►

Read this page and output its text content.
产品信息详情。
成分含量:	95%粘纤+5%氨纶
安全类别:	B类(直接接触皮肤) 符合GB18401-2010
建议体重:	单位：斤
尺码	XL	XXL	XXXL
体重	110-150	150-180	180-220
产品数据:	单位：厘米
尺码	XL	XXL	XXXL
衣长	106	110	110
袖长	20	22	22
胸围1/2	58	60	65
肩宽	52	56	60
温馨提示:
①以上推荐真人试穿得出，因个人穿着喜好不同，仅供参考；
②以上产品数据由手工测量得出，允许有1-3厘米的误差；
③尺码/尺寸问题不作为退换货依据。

◄

## PROBLEM DESCRIPTION
Give back each line above precisely as it stands.

## SOLVED EXERCISE
Read this page and output its text content.
产品信息详情。
成分含量:	95%粘纤+5%氨纶
安全类别:	B类(直接接触皮肤) 符合GB18401-2010
建议体重:	单位：斤
尺码	XL	XXL	XXXL
体重	110-150	150-180	180-220
产品数据:	单位：厘米
尺码	XL	XXL	XXXL
衣长	106	110	110
袖长	20	22	22
胸围1/2	58	60	65
肩宽	52	56	60
温馨提示:
①以上推荐真人试穿得出，因个人穿着喜好不同，仅供参考；
②以上产品数据由手工测量得出，允许有1-3厘米的误差；
③尺码/尺寸问题不作为退换货依据。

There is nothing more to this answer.